## Directive
Return the records, each one exactly as written.
[start]
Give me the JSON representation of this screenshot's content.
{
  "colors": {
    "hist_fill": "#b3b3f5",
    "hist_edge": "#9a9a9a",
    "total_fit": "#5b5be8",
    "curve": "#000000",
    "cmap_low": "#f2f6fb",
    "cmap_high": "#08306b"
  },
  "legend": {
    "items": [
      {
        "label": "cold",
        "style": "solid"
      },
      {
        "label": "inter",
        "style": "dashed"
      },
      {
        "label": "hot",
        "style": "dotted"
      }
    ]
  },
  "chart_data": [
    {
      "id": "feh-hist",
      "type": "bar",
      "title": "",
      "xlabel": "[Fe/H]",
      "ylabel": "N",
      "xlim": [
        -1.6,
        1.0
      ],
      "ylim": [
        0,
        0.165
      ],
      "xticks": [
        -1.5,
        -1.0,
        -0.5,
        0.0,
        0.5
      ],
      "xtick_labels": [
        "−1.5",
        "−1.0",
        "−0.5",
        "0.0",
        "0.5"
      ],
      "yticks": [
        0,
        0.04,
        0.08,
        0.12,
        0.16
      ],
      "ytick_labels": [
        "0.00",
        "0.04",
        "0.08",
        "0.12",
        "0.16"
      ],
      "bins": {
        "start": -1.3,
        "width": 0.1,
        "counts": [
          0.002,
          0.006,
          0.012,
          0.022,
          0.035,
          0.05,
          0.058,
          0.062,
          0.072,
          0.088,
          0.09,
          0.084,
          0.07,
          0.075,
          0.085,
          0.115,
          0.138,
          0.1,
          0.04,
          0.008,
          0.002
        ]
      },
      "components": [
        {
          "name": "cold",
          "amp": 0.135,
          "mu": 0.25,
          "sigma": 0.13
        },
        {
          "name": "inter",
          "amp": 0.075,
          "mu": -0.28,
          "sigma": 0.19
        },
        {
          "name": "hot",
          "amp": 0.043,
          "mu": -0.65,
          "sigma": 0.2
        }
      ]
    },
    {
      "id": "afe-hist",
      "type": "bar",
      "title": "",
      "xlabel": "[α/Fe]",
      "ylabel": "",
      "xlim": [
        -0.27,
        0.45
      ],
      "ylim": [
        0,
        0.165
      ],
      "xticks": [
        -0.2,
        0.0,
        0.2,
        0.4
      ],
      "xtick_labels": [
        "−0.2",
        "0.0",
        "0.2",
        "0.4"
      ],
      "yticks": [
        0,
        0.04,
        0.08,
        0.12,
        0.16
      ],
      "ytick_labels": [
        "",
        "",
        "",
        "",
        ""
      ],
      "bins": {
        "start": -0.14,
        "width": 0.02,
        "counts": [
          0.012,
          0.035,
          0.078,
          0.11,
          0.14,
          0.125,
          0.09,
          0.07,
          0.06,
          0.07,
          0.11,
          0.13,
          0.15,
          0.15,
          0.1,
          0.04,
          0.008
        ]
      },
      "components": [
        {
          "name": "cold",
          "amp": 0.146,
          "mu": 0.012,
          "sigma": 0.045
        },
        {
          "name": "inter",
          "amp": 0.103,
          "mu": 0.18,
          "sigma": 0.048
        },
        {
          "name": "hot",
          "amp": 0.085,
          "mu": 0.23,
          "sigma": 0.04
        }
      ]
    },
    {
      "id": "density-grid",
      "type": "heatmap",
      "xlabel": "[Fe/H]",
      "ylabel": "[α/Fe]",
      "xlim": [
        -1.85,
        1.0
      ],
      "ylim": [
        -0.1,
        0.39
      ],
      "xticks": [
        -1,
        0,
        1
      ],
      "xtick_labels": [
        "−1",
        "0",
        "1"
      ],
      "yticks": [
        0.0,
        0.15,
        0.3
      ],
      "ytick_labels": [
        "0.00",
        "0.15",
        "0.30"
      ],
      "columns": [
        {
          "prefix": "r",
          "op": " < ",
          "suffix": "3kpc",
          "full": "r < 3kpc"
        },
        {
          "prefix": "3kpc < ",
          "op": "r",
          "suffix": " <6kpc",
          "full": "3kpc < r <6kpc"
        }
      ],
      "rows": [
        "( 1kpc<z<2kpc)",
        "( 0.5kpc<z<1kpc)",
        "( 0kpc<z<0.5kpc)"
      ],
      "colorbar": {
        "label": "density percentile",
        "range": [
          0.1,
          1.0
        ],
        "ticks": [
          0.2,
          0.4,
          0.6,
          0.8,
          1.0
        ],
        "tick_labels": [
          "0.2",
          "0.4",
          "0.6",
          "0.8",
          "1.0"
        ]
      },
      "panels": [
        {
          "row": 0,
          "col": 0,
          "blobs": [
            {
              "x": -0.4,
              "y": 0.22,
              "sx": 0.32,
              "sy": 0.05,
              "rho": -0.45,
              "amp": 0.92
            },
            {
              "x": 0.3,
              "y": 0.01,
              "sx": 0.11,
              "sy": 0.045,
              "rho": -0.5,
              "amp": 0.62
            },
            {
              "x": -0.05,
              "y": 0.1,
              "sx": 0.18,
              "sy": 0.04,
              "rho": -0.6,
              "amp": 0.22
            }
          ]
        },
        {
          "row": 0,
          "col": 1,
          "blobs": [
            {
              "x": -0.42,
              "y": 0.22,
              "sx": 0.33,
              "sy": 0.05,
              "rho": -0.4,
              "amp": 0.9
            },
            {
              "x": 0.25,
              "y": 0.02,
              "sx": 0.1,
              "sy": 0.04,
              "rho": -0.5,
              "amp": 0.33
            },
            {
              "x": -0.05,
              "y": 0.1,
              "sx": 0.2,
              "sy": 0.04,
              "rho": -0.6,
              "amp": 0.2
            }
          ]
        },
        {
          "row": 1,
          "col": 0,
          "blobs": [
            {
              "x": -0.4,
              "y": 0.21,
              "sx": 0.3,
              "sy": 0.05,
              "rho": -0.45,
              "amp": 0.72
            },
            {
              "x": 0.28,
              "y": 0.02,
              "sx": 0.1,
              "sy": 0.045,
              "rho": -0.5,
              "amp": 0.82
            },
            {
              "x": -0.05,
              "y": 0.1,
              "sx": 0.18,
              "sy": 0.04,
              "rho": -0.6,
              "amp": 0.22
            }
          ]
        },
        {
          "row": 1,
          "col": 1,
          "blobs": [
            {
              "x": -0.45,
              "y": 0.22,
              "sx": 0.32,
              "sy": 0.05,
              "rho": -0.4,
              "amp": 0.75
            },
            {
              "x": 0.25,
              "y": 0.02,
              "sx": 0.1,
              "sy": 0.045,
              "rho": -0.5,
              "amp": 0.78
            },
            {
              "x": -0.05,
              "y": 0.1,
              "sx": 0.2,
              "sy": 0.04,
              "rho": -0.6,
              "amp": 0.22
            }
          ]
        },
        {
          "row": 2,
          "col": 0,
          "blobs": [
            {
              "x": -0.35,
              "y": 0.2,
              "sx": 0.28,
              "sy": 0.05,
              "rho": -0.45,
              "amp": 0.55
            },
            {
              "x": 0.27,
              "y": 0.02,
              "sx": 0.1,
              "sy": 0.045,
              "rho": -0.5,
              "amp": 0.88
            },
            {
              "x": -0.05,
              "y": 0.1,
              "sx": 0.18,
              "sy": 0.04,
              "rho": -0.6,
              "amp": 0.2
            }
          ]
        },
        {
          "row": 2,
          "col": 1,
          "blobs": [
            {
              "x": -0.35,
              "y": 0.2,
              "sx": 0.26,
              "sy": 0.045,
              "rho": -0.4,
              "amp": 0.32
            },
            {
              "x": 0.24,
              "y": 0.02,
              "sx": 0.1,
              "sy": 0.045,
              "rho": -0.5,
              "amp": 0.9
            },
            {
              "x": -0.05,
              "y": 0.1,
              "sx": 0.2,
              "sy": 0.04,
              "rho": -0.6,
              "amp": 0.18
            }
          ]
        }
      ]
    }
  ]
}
[end]
## Result for this task
Give me the JSON representation of this screenshot's content.
{
  "colors": {
    "hist_fill": "#b3b3f5",
    "hist_edge": "#9a9a9a",
    "total_fit": "#5b5be8",
    "curve": "#000000",
    "cmap_low": "#f2f6fb",
    "cmap_high": "#08306b"
  },
  "legend": {
    "items": [
      {
        "label": "cold",
        "style": "solid"
      },
      {
        "label": "inter",
        "style": "dashed"
      },
      {
        "label": "hot",
        "style": "dotted"
      }
    ]
  },
  "chart_data": [
    {
      "id": "feh-hist",
      "type": "bar",
      "title": "",
      "xlabel": "[Fe/H]",
      "ylabel": "N",
      "xlim": [
        -1.6,
        1.0
      ],
      "ylim": [
        0,
        0.165
      ],
      "xticks": [
        -1.5,
        -1.0,
        -0.5,
        0.0,
        0.5
      ],
      "xtick_labels": [
        "−1.5",
        "−1.0",
        "−0.5",
        "0.0",
        "0.5"
      ],
      "yticks": [
        0,
        0.04,
        0.08,
        0.12,
        0.16
      ],
      "ytick_labels": [
        "0.00",
        "0.04",
        "0.08",
        "0.12",
        "0.16"
      ],
      "bins": {
        "start": -1.3,
        "width": 0.1,
        "counts": [
          0.002,
          0.006,
          0.012,
          0.022,
          0.035,
          0.05,
          0.058,
          0.062,
          0.072,
          0.088,
          0.09,
          0.084,
          0.07,
          0.075,
          0.085,
          0.115,
          0.138,
          0.1,
          0.04,
          0.008,
          0.002
        ]
      },
      "components": [
        {
          "name": "cold",
          "amp": 0.135,
          "mu": 0.25,
          "sigma": 0.13
        },
        {
          "name": "inter",
          "amp": 0.075,
          "mu": -0.28,
          "sigma": 0.19
        },
        {
          "name": "hot",
          "amp": 0.043,
          "mu": -0.65,
          "sigma": 0.2
        }
      ]
    },
    {
      "id": "afe-hist",
      "type": "bar",
      "title": "",
      "xlabel": "[α/Fe]",
      "ylabel": "",
      "xlim": [
        -0.27,
        0.45
      ],
      "ylim": [
        0,
        0.165
      ],
      "xticks": [
        -0.2,
        0.0,
        0.2,
        0.4
      ],
      "xtick_labels": [
        "−0.2",
        "0.0",
        "0.2",
        "0.4"
      ],
      "yticks": [
        0,
        0.04,
        0.08,
        0.12,
        0.16
      ],
      "ytick_labels": [
        "",
        "",
        "",
        "",
        ""
      ],
      "bins": {
        "start": -0.14,
        "width": 0.02,
        "counts": [
          0.012,
          0.035,
          0.078,
          0.11,
          0.14,
          0.125,
          0.09,
          0.07,
          0.06,
          0.07,
          0.11,
          0.13,
          0.15,
          0.15,
          0.1,
          0.04,
          0.008
        ]
      },
      "components": [
        {
          "name": "cold",
          "amp": 0.146,
          "mu": 0.012,
          "sigma": 0.045
        },
        {
          "name": "inter",
          "amp": 0.103,
          "mu": 0.18,
          "sigma": 0.048
        },
        {
          "name": "hot",
          "amp": 0.085,
          "mu": 0.23,
          "sigma": 0.04
        }
      ]
    },
    {
      "id": "density-grid",
      "type": "heatmap",
      "xlabel": "[Fe/H]",
      "ylabel": "[α/Fe]",
      "xlim": [
        -1.85,
        1.0
      ],
      "ylim": [
        -0.1,
        0.39
      ],
      "xticks": [
        -1,
        0,
        1
      ],
      "xtick_labels": [
        "−1",
        "0",
        "1"
      ],
      "yticks": [
        0.0,
        0.15,
        0.3
      ],
      "ytick_labels": [
        "0.00",
        "0.15",
        "0.30"
      ],
      "columns": [
        {
          "prefix": "r",
          "op": " < ",
          "suffix": "3kpc",
          "full": "r < 3kpc"
        },
        {
          "prefix": "3kpc < ",
          "op": "r",
          "suffix": " <6kpc",
          "full": "3kpc < r <6kpc"
        }
      ],
      "rows": [
        "( 1kpc<z<2kpc)",
        "( 0.5kpc<z<1kpc)",
        "( 0kpc<z<0.5kpc)"
      ],
      "colorbar": {
        "label": "density percentile",
        "range": [
          0.1,
          1.0
        ],
        "ticks": [
          0.2,
          0.4,
          0.6,
          0.8,
          1.0
        ],
        "tick_labels": [
          "0.2",
          "0.4",
          "0.6",
          "0.8",
          "1.0"
        ]
      },
      "panels": [
        {
          "row": 0,
          "col": 0,
          "blobs": [
            {
              "x": -0.4,
              "y": 0.22,
              "sx": 0.32,
              "sy": 0.05,
              "rho": -0.45,
              "amp": 0.92
            },
            {
              "x": 0.3,
              "y": 0.01,
              "sx": 0.11,
              "sy": 0.045,
              "rho": -0.5,
              "amp": 0.62
            },
            {
              "x": -0.05,
              "y": 0.1,
              "sx": 0.18,
              "sy": 0.04,
              "rho": -0.6,
              "amp": 0.22
            }
          ]
        },
        {
          "row": 0,
          "col": 1,
          "blobs": [
            {
              "x": -0.42,
              "y": 0.22,
              "sx": 0.33,
              "sy": 0.05,
              "rho": -0.4,
              "amp": 0.9
            },
            {
              "x": 0.25,
              "y": 0.02,
              "sx": 0.1,
              "sy": 0.04,
              "rho": -0.5,
              "amp": 0.33
            },
            {
              "x": -0.05,
              "y": 0.1,
              "sx": 0.2,
              "sy": 0.04,
              "rho": -0.6,
              "amp": 0.2
            }
          ]
        },
        {
          "row": 1,
          "col": 0,
          "blobs": [
            {
              "x": -0.4,
              "y": 0.21,
              "sx": 0.3,
              "sy": 0.05,
              "rho": -0.45,
              "amp": 0.72
            },
            {
              "x": 0.28,
              "y": 0.02,
              "sx": 0.1,
              "sy": 0.045,
              "rho": -0.5,
              "amp": 0.82
            },
            {
              "x": -0.05,
              "y": 0.1,
              "sx": 0.18,
              "sy": 0.04,
              "rho": -0.6,
              "amp": 0.22
            }
          ]
        },
        {
          "row": 1,
          "col": 1,
          "blobs": [
            {
              "x": -0.45,
              "y": 0.22,
              "sx": 0.32,
              "sy": 0.05,
              "rho": -0.4,
              "amp": 0.75
            },
            {
              "x": 0.25,
              "y": 0.02,
              "sx": 0.1,
              "sy": 0.045,
              "rho": -0.5,
              "amp": 0.78
            },
            {
              "x": -0.05,
              "y": 0.1,
              "sx": 0.2,
              "sy": 0.04,
              "rho": -0.6,
              "amp": 0.22
            }
          ]
        },
        {
          "row": 2,
          "col": 0,
          "blobs": [
            {
              "x": -0.35,
              "y": 0.2,
              "sx": 0.28,
              "sy": 0.05,
              "rho": -0.45,
              "amp": 0.55
            },
            {
              "x": 0.27,
              "y": 0.02,
              "sx": 0.1,
              "sy": 0.045,
              "rho": -0.5,
              "amp": 0.88
            },
            {
              "x": -0.05,
              "y": 0.1,
              "sx": 0.18,
              "sy": 0.04,
              "rho": -0.6,
              "amp": 0.2
            }
          ]
        },
        {
          "row": 2,
          "col": 1,
          "blobs": [
            {
              "x": -0.35,
              "y": 0.2,
              "sx": 0.26,
              "sy": 0.045,
              "rho": -0.4,
              "amp": 0.32
            },
            {
              "x": 0.24,
              "y": 0.02,
              "sx": 0.1,
              "sy": 0.045,
              "rho": -0.5,
              "amp": 0.9
            },
            {
              "x": -0.05,
              "y": 0.1,
              "sx": 0.2,
              "sy": 0.04,
              "rho": -0.6,
              "amp": 0.18
            }
          ]
        }
      ]
    }
  ]
}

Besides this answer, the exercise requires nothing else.